EXERCISE DETAILS: Find every line in the records below that holds the word "processes", and copy it out.

INPUT RECORDS:
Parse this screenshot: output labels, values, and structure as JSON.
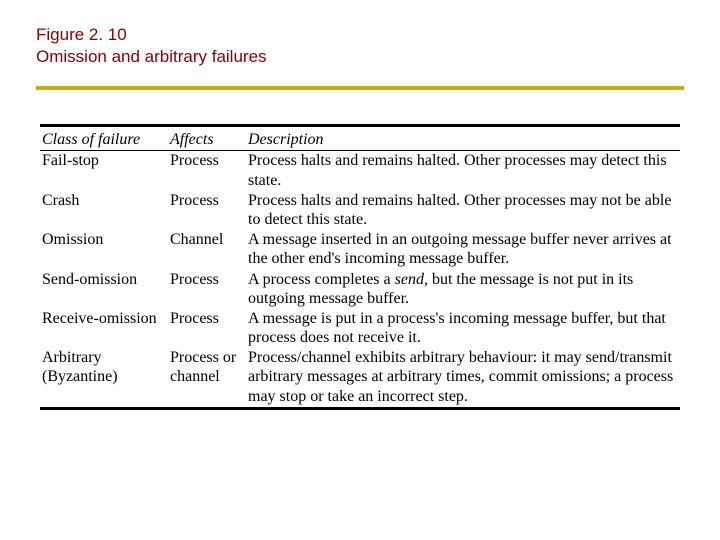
{
  "figure": {
    "number": "Figure 2. 10",
    "title": "Omission and arbitrary failures"
  },
  "table": {
    "headers": {
      "class": "Class of failure",
      "affects": "Affects",
      "description": "Description"
    },
    "rows": [
      {
        "class": "Fail-stop",
        "affects": "Process",
        "description": "Process halts and remains halted. Other processes may detect this state."
      },
      {
        "class": "Crash",
        "affects": "Process",
        "description": "Process halts and remains halted. Other processes may not be able to detect this state."
      },
      {
        "class": "Omission",
        "affects": "Channel",
        "description": "A message inserted in an outgoing message buffer never arrives at the other end's incoming message buffer."
      },
      {
        "class": "Send-omission",
        "affects": "Process",
        "description_pre": "A process completes a ",
        "description_italic": "send,",
        "description_post": " but the message is not put in its outgoing message buffer."
      },
      {
        "class": "Receive-omission",
        "affects": "Process",
        "description": "A message is put in a process's incoming message buffer, but that process does not receive it."
      },
      {
        "class": "Arbitrary (Byzantine)",
        "affects": "Process or channel",
        "description": "Process/channel exhibits arbitrary behaviour: it may send/transmit arbitrary messages at arbitrary times, commit omissions; a process may stop or take an incorrect step."
      }
    ]
  }
}
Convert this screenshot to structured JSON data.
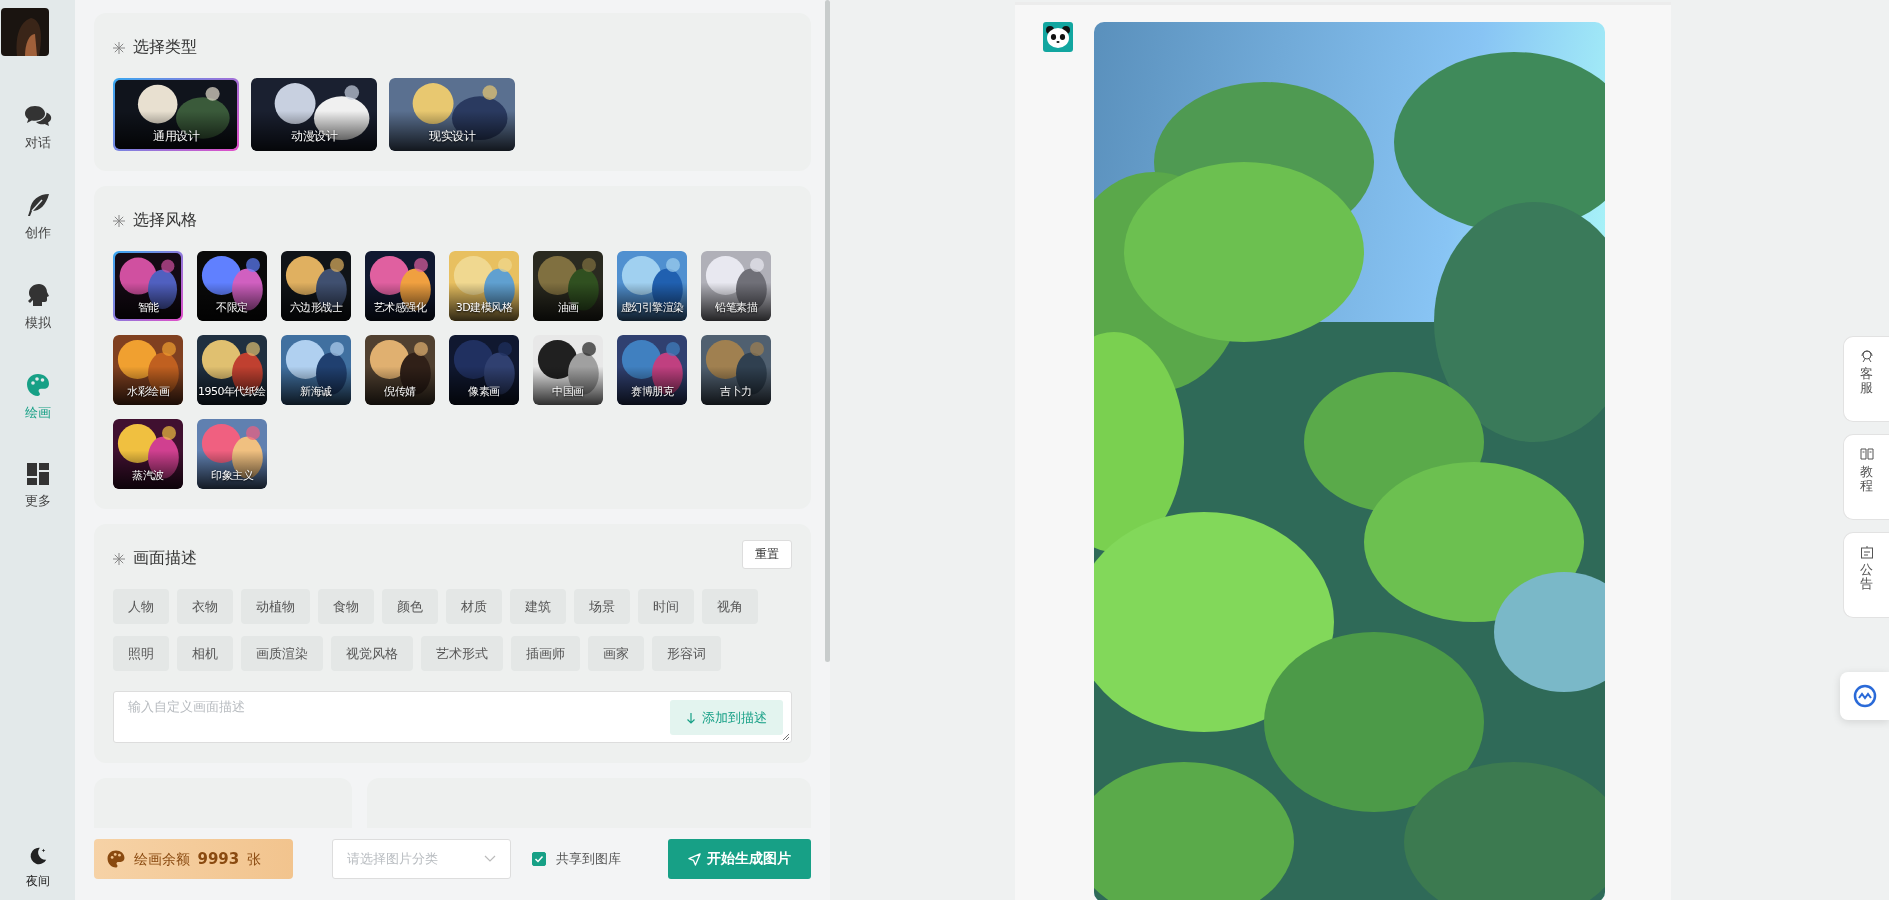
{
  "sidebar": {
    "items": [
      {
        "label": "对话",
        "selected": false
      },
      {
        "label": "创作",
        "selected": false
      },
      {
        "label": "模拟",
        "selected": false
      },
      {
        "label": "绘画",
        "selected": true
      },
      {
        "label": "更多",
        "selected": false
      }
    ],
    "night_mode": {
      "label": "夜间"
    }
  },
  "type_section": {
    "title": "选择类型",
    "options": [
      {
        "label": "通用设计",
        "selected": true
      },
      {
        "label": "动漫设计",
        "selected": false
      },
      {
        "label": "现实设计",
        "selected": false
      }
    ]
  },
  "style_section": {
    "title": "选择风格",
    "options": [
      {
        "label": "智能",
        "selected": true
      },
      {
        "label": "不限定",
        "selected": false
      },
      {
        "label": "六边形战士",
        "selected": false
      },
      {
        "label": "艺术感强化",
        "selected": false
      },
      {
        "label": "3D建模风格",
        "selected": false
      },
      {
        "label": "油画",
        "selected": false
      },
      {
        "label": "虚幻引擎渲染",
        "selected": false
      },
      {
        "label": "铅笔素描",
        "selected": false
      },
      {
        "label": "水彩绘画",
        "selected": false
      },
      {
        "label": "1950年代纸绘",
        "selected": false
      },
      {
        "label": "新海诚",
        "selected": false
      },
      {
        "label": "倪传婧",
        "selected": false
      },
      {
        "label": "像素画",
        "selected": false
      },
      {
        "label": "中国画",
        "selected": false
      },
      {
        "label": "赛博朋克",
        "selected": false
      },
      {
        "label": "吉卜力",
        "selected": false
      },
      {
        "label": "蒸汽波",
        "selected": false
      },
      {
        "label": "印象主义",
        "selected": false
      }
    ]
  },
  "description_section": {
    "title": "画面描述",
    "reset_button": "重置",
    "tags": [
      "人物",
      "衣物",
      "动植物",
      "食物",
      "颜色",
      "材质",
      "建筑",
      "场景",
      "时间",
      "视角",
      "照明",
      "相机",
      "画质渲染",
      "视觉风格",
      "艺术形式",
      "插画师",
      "画家",
      "形容词"
    ],
    "input": {
      "placeholder": "输入自定义画面描述"
    },
    "add_button": "添加到描述"
  },
  "bottom_bar": {
    "balance": "绘画余额 **9993** 张",
    "category_select": {
      "placeholder": "请选择图片分类"
    },
    "share": {
      "label": "共享到图库",
      "checked": true
    },
    "generate_button": "开始生成图片"
  },
  "side_tabs": [
    {
      "label": "客服"
    },
    {
      "label": "教程"
    },
    {
      "label": "公告"
    }
  ]
}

EXERCISE ANSWER:
        "description": "Process halts and remains halted. Other processes may detect this state."
        "description": "Process halts and remains halted. Other processes may not be able to detect this state."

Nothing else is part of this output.